TASK DESCRIPTION → Change "interactable" to "clickable" everywhere in the lines, starting at the first line and continuing down through the one containing "- project-name-label: Project". Return only those lines, with nothing else altered.

RECORD EXCERPTS →
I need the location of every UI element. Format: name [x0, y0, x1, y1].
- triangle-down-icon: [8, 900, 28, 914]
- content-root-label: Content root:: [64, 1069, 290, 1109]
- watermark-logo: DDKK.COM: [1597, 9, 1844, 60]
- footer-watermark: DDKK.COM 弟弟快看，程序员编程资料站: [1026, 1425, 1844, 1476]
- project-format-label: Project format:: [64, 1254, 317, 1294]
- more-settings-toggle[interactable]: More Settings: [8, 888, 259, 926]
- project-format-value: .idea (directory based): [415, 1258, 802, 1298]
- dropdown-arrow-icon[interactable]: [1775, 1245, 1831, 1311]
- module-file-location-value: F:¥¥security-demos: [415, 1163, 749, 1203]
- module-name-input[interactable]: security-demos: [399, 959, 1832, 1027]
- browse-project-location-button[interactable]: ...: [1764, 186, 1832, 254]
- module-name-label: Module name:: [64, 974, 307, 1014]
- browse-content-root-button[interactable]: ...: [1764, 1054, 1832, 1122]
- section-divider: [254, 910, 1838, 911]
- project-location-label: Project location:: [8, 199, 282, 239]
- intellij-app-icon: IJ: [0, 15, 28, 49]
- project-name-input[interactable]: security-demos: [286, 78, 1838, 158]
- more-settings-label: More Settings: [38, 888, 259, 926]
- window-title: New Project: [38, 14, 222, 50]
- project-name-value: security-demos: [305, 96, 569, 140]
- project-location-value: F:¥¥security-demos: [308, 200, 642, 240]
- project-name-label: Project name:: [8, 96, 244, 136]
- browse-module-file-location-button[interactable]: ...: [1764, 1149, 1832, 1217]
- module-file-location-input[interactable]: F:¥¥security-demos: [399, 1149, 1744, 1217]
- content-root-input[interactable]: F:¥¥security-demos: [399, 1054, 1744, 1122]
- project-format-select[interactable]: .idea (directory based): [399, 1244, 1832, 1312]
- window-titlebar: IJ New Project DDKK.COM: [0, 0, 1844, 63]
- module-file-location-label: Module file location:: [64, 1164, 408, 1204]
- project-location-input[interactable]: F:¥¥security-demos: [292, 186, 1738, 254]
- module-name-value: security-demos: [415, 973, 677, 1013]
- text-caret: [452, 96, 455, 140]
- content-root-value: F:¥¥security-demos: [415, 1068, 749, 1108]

THE ANSWER →
I need the location of every UI element. Format: name [x0, y0, x1, y1].
- triangle-down-icon: [8, 900, 28, 914]
- content-root-label: Content root:: [64, 1069, 290, 1109]
- watermark-logo: DDKK.COM: [1597, 9, 1844, 60]
- footer-watermark: DDKK.COM 弟弟快看，程序员编程资料站: [1026, 1425, 1844, 1476]
- project-format-label: Project format:: [64, 1254, 317, 1294]
- more-settings-toggle[clickable]: More Settings: [8, 888, 259, 926]
- project-format-value: .idea (directory based): [415, 1258, 802, 1298]
- dropdown-arrow-icon[clickable]: [1775, 1245, 1831, 1311]
- module-file-location-value: F:¥¥security-demos: [415, 1163, 749, 1203]
- module-name-input[clickable]: security-demos: [399, 959, 1832, 1027]
- browse-project-location-button[clickable]: ...: [1764, 186, 1832, 254]
- module-name-label: Module name:: [64, 974, 307, 1014]
- browse-content-root-button[clickable]: ...: [1764, 1054, 1832, 1122]
- section-divider: [254, 910, 1838, 911]
- project-location-label: Project location:: [8, 199, 282, 239]
- intellij-app-icon: IJ: [0, 15, 28, 49]
- project-name-input[clickable]: security-demos: [286, 78, 1838, 158]
- more-settings-label: More Settings: [38, 888, 259, 926]
- window-title: New Project: [38, 14, 222, 50]
- project-name-value: security-demos: [305, 96, 569, 140]
- project-location-value: F:¥¥security-demos: [308, 200, 642, 240]
- project-name-label: Project name:: [8, 96, 244, 136]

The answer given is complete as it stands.